[Brief] The records below must be copied in full; omit the images.

Structured figure records:
[start]

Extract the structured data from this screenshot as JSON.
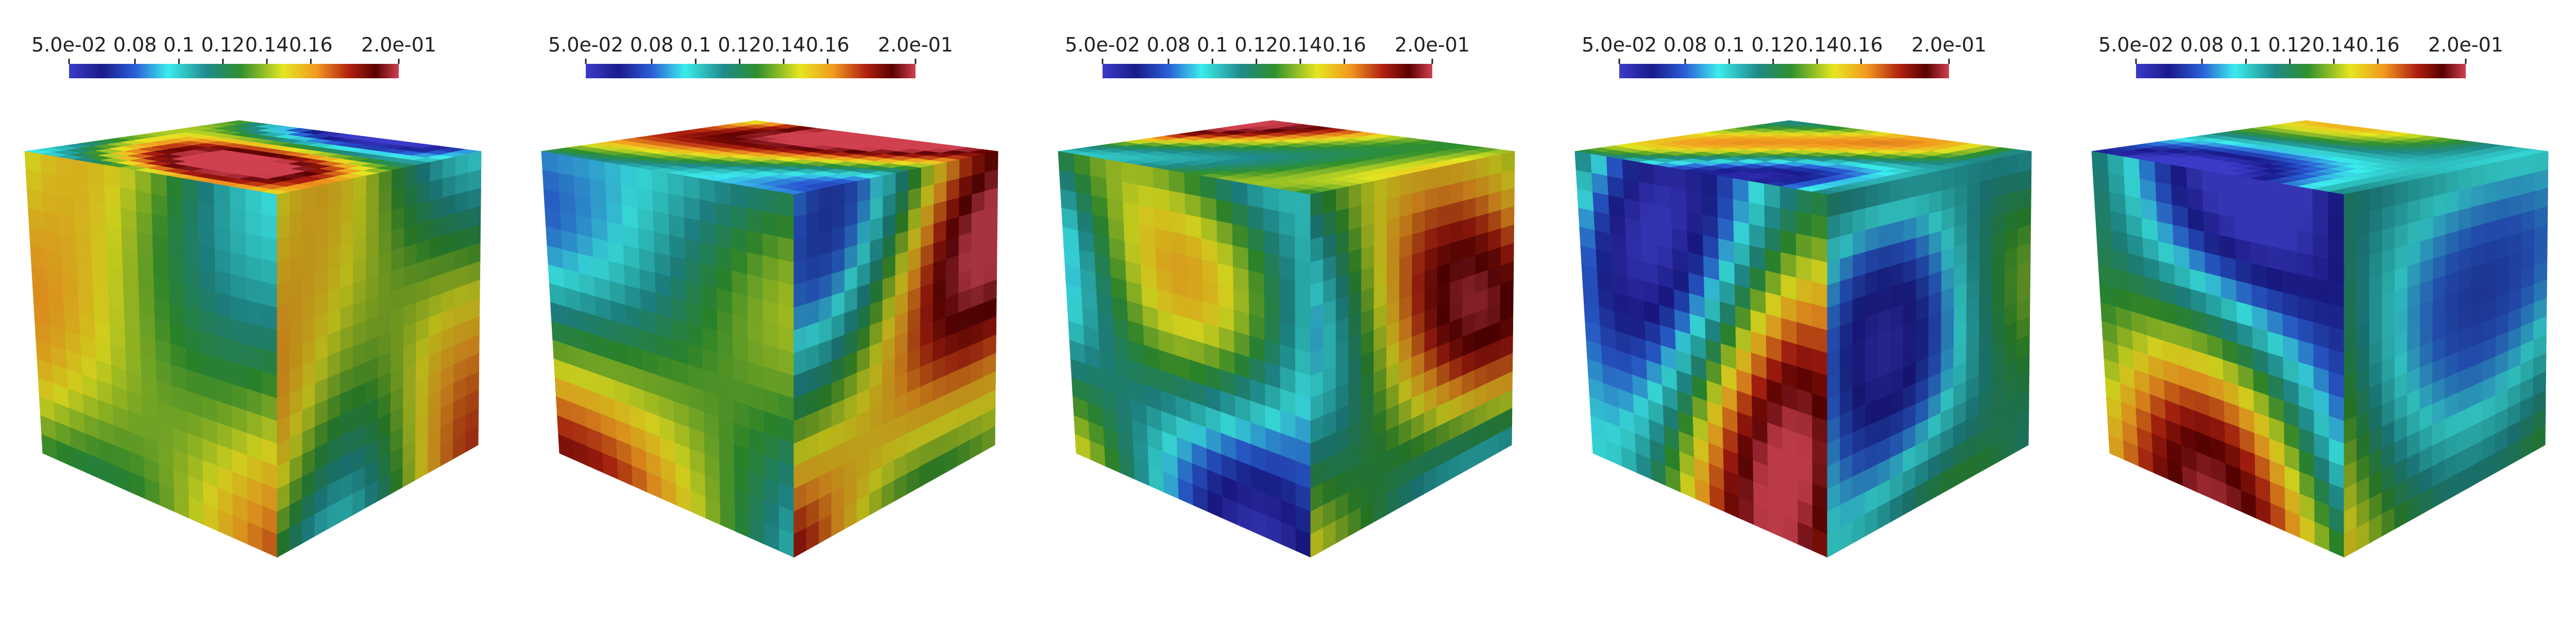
{
  "panels": [
    {
      "colorbar": {
        "range": [
          0.05,
          0.2
        ],
        "ticks": [
          {
            "value": 0.05,
            "label": "5.0e-02"
          },
          0.08,
          0.1,
          0.12,
          0.14,
          0.16,
          {
            "value": 0.2,
            "label": "2.0e-01"
          }
        ]
      }
    },
    {
      "colorbar": {
        "range": [
          0.05,
          0.2
        ],
        "ticks": [
          {
            "value": 0.05,
            "label": "5.0e-02"
          },
          0.08,
          0.1,
          0.12,
          0.14,
          0.16,
          {
            "value": 0.2,
            "label": "2.0e-01"
          }
        ]
      }
    },
    {
      "colorbar": {
        "range": [
          0.05,
          0.2
        ],
        "ticks": [
          {
            "value": 0.05,
            "label": "5.0e-02"
          },
          0.08,
          0.1,
          0.12,
          0.14,
          0.16,
          {
            "value": 0.2,
            "label": "2.0e-01"
          }
        ]
      }
    },
    {
      "colorbar": {
        "range": [
          0.05,
          0.2
        ],
        "ticks": [
          {
            "value": 0.05,
            "label": "5.0e-02"
          },
          0.08,
          0.1,
          0.12,
          0.14,
          0.16,
          {
            "value": 0.2,
            "label": "2.0e-01"
          }
        ]
      }
    },
    {
      "colorbar": {
        "range": [
          0.05,
          0.2
        ],
        "ticks": [
          {
            "value": 0.05,
            "label": "5.0e-02"
          },
          0.08,
          0.1,
          0.12,
          0.14,
          0.16,
          {
            "value": 0.2,
            "label": "2.0e-01"
          }
        ]
      }
    }
  ]
}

[end]

[The result]
Extract the structured data from this screenshot as JSON.
{
  "panels": [
    {
      "colorbar": {
        "range": [
          0.05,
          0.2
        ],
        "ticks": [
          {
            "value": 0.05,
            "label": "5.0e-02"
          },
          0.08,
          0.1,
          0.12,
          0.14,
          0.16,
          {
            "value": 0.2,
            "label": "2.0e-01"
          }
        ]
      }
    },
    {
      "colorbar": {
        "range": [
          0.05,
          0.2
        ],
        "ticks": [
          {
            "value": 0.05,
            "label": "5.0e-02"
          },
          0.08,
          0.1,
          0.12,
          0.14,
          0.16,
          {
            "value": 0.2,
            "label": "2.0e-01"
          }
        ]
      }
    },
    {
      "colorbar": {
        "range": [
          0.05,
          0.2
        ],
        "ticks": [
          {
            "value": 0.05,
            "label": "5.0e-02"
          },
          0.08,
          0.1,
          0.12,
          0.14,
          0.16,
          {
            "value": 0.2,
            "label": "2.0e-01"
          }
        ]
      }
    },
    {
      "colorbar": {
        "range": [
          0.05,
          0.2
        ],
        "ticks": [
          {
            "value": 0.05,
            "label": "5.0e-02"
          },
          0.08,
          0.1,
          0.12,
          0.14,
          0.16,
          {
            "value": 0.2,
            "label": "2.0e-01"
          }
        ]
      }
    },
    {
      "colorbar": {
        "range": [
          0.05,
          0.2
        ],
        "ticks": [
          {
            "value": 0.05,
            "label": "5.0e-02"
          },
          0.08,
          0.1,
          0.12,
          0.14,
          0.16,
          {
            "value": 0.2,
            "label": "2.0e-01"
          }
        ]
      }
    }
  ]
}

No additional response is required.